• DATASET EXCERPTS:
__________

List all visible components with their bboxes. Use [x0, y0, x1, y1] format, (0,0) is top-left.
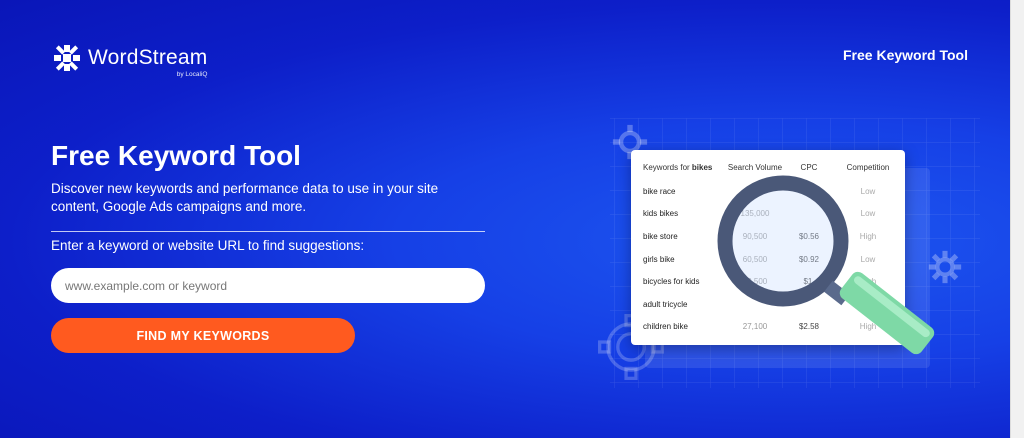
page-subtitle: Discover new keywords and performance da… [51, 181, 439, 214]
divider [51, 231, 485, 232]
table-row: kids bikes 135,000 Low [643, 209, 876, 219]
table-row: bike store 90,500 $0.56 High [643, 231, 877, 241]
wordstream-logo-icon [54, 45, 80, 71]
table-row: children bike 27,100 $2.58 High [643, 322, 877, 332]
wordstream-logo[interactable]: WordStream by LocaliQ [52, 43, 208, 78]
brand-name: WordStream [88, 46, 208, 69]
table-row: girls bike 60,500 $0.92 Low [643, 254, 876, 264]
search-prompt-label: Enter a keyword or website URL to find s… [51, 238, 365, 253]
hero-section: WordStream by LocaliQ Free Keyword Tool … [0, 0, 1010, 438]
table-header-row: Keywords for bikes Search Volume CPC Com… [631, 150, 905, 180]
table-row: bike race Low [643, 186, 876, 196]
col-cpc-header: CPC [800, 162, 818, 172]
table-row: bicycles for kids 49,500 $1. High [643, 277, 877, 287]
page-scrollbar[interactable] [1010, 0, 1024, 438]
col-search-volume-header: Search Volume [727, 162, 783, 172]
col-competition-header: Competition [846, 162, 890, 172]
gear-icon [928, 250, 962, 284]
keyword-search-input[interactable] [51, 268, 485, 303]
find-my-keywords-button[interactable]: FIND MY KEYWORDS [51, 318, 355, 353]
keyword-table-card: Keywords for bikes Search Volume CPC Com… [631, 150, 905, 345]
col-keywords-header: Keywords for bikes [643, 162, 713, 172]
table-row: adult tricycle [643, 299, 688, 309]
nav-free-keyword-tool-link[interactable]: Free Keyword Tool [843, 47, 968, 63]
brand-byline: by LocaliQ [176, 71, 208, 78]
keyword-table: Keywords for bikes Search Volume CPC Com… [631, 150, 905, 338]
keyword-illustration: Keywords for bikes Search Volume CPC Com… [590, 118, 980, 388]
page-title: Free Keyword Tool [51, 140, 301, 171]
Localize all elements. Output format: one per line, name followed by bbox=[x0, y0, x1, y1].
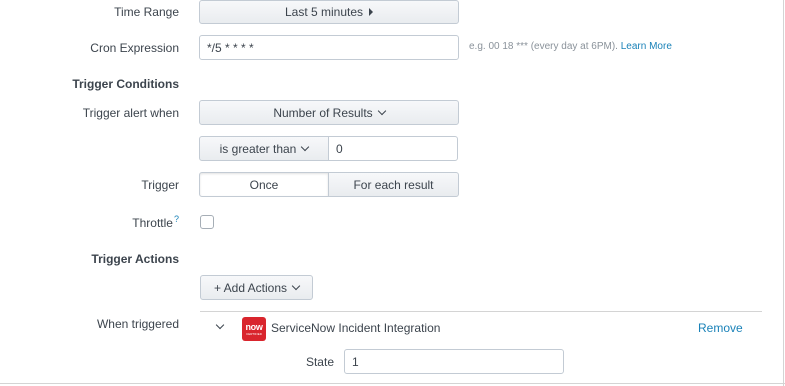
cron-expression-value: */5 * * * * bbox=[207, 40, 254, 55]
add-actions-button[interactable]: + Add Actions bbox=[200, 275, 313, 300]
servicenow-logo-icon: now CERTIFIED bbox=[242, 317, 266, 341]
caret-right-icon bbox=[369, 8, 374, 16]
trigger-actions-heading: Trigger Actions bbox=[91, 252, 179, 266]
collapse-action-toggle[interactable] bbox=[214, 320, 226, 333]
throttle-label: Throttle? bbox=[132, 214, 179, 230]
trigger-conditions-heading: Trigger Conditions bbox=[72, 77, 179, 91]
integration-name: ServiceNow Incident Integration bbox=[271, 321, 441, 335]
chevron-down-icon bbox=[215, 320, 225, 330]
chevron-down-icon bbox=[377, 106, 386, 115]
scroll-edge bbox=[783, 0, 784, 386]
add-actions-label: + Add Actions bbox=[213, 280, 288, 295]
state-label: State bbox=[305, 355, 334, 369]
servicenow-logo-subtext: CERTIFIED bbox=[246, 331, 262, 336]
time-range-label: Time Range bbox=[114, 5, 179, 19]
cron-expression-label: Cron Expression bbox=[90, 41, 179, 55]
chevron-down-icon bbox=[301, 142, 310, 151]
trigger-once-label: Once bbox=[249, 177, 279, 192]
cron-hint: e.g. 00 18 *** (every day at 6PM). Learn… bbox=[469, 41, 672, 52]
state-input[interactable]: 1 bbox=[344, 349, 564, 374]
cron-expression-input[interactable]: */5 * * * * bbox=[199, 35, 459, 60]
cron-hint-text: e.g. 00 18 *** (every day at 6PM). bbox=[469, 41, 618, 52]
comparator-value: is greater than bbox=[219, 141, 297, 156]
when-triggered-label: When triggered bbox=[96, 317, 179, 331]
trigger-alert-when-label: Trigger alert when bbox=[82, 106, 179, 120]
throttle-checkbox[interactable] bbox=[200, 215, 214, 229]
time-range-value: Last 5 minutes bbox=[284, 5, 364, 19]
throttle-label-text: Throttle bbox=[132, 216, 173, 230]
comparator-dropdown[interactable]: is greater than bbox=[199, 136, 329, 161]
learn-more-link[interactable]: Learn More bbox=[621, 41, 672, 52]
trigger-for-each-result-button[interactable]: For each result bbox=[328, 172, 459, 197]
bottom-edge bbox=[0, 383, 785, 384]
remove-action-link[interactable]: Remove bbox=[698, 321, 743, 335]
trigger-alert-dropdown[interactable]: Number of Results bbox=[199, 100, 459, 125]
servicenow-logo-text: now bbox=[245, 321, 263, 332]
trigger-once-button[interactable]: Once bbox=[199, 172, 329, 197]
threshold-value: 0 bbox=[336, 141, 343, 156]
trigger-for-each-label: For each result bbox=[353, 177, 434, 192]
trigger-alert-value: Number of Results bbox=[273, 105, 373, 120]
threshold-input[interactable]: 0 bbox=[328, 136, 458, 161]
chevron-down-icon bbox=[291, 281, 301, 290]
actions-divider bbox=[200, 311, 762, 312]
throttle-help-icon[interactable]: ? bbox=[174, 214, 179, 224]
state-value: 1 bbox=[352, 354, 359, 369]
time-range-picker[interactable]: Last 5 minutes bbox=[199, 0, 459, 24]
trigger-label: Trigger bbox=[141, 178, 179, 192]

__________

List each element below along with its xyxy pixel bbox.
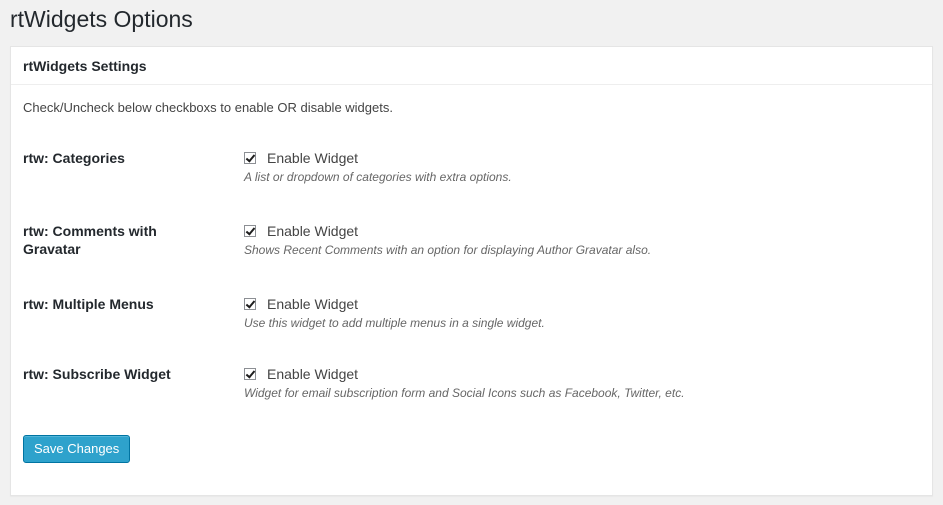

__________

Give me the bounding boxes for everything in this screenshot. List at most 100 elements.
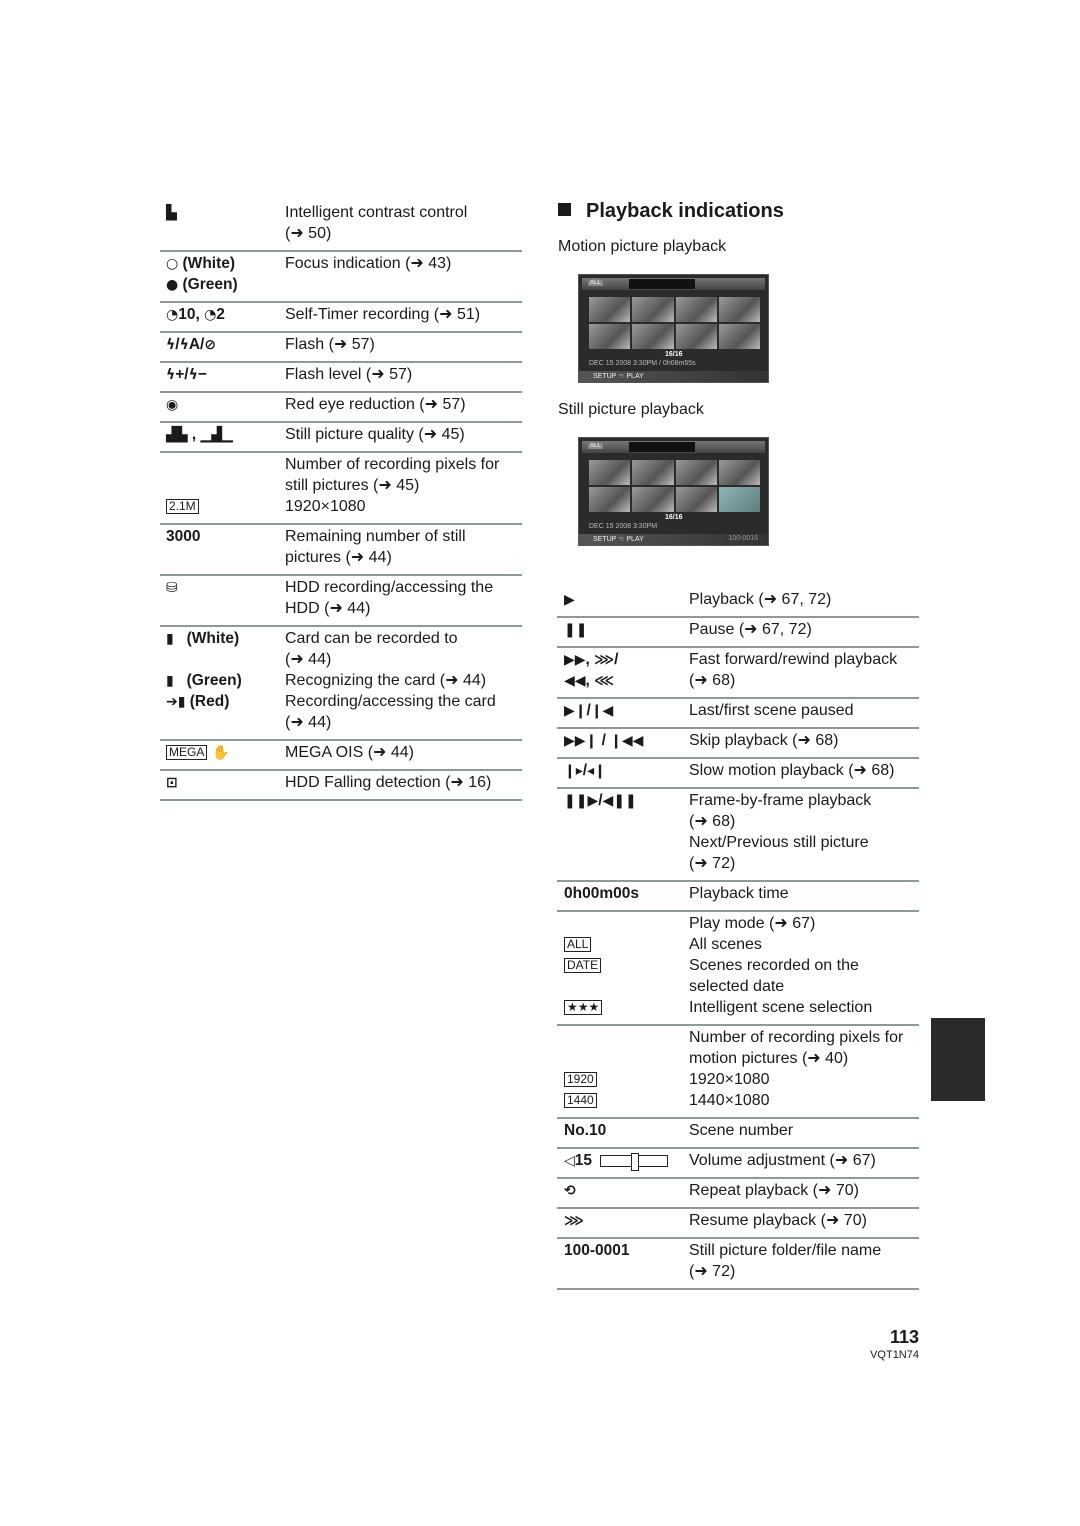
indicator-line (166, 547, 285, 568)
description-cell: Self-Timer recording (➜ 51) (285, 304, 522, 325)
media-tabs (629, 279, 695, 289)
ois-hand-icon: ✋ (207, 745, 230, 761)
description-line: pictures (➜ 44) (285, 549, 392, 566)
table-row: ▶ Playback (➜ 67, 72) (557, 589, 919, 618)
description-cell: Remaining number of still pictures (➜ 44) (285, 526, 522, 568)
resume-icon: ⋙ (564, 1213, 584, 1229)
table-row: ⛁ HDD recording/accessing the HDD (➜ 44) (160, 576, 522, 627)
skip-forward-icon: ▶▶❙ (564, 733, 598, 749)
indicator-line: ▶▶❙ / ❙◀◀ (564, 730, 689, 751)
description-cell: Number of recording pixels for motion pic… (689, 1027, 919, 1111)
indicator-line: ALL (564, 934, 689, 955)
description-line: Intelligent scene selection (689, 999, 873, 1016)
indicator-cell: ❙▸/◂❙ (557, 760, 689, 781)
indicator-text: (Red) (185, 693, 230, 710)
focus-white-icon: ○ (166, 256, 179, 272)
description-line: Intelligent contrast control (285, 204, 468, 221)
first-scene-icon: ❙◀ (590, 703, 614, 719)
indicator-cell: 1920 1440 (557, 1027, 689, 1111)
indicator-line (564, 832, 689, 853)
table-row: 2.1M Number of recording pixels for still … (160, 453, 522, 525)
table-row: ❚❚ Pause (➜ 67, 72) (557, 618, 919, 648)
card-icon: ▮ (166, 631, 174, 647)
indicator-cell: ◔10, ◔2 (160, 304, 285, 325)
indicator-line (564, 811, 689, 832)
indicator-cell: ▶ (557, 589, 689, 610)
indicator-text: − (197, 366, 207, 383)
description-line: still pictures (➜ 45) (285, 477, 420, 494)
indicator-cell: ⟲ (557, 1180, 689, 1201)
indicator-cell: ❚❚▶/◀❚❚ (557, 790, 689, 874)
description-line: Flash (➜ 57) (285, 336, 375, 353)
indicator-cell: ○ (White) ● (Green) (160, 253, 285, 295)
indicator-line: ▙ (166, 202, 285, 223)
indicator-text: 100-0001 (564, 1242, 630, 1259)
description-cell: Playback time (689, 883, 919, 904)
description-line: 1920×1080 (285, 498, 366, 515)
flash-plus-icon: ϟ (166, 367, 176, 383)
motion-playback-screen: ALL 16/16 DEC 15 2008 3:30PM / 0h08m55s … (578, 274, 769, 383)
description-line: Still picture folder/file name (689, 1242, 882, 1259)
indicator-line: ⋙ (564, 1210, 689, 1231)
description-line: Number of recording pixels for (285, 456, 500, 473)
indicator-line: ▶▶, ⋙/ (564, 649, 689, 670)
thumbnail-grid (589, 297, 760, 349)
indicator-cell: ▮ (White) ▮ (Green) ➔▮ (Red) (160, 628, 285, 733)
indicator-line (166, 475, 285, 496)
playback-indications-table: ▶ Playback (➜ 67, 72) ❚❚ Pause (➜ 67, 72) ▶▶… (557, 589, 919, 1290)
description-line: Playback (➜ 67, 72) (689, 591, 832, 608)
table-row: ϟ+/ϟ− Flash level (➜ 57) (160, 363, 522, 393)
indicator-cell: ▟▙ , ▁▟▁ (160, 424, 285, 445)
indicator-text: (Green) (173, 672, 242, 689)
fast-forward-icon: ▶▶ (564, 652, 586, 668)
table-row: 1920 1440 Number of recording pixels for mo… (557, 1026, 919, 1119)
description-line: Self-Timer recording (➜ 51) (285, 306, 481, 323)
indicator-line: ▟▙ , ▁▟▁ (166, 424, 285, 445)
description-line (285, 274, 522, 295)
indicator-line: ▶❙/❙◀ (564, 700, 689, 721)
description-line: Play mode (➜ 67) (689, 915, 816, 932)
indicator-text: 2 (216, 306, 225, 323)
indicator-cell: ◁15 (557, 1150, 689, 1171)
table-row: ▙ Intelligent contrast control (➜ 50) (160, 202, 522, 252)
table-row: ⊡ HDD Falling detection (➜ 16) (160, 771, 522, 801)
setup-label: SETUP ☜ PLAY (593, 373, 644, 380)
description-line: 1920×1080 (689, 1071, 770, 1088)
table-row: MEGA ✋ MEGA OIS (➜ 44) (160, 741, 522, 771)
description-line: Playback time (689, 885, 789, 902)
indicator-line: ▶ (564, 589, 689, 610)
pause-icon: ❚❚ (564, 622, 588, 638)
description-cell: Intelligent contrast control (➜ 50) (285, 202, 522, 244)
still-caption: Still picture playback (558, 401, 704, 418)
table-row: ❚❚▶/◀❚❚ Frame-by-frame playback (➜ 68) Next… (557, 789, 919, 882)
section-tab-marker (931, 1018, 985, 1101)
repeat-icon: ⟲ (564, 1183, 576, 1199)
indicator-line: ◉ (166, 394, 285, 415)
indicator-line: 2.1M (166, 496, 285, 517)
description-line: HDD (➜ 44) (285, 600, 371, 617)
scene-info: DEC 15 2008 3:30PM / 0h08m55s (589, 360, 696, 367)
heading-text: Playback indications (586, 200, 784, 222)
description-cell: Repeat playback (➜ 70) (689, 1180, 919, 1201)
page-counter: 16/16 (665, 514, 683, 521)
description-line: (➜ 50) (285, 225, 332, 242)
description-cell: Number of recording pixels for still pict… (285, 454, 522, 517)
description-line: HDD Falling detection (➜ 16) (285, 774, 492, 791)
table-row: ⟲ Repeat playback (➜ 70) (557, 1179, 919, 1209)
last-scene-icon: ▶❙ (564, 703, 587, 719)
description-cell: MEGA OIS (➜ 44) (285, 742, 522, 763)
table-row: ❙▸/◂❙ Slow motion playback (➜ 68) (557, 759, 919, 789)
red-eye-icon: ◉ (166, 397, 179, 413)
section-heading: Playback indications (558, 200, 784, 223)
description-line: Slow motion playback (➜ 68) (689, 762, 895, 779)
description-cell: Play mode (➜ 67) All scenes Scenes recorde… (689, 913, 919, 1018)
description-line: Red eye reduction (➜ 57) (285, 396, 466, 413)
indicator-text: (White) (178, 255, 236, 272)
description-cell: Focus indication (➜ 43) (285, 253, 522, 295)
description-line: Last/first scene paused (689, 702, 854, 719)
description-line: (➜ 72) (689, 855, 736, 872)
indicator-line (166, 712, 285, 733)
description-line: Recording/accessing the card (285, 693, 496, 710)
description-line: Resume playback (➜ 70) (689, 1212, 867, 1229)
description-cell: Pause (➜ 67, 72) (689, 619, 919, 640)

__________

• EXERCISE: Take the records from the line containing "Give me the" through the line containing "ois-hand-icon: ✋ (207, 745, 230, 761)", swap "media-tabs" for "mode-tabs", and give back only those lines with nothing else changed. Leave the pictures out.

• FULL ANSWER:
Give me the bounding boxes for everything in this screenshot. List at most 100 elements.
indicator-line (166, 547, 285, 568)
description-cell: Self-Timer recording (➜ 51) (285, 304, 522, 325)
mode-tabs (629, 279, 695, 289)
ois-hand-icon: ✋ (207, 745, 230, 761)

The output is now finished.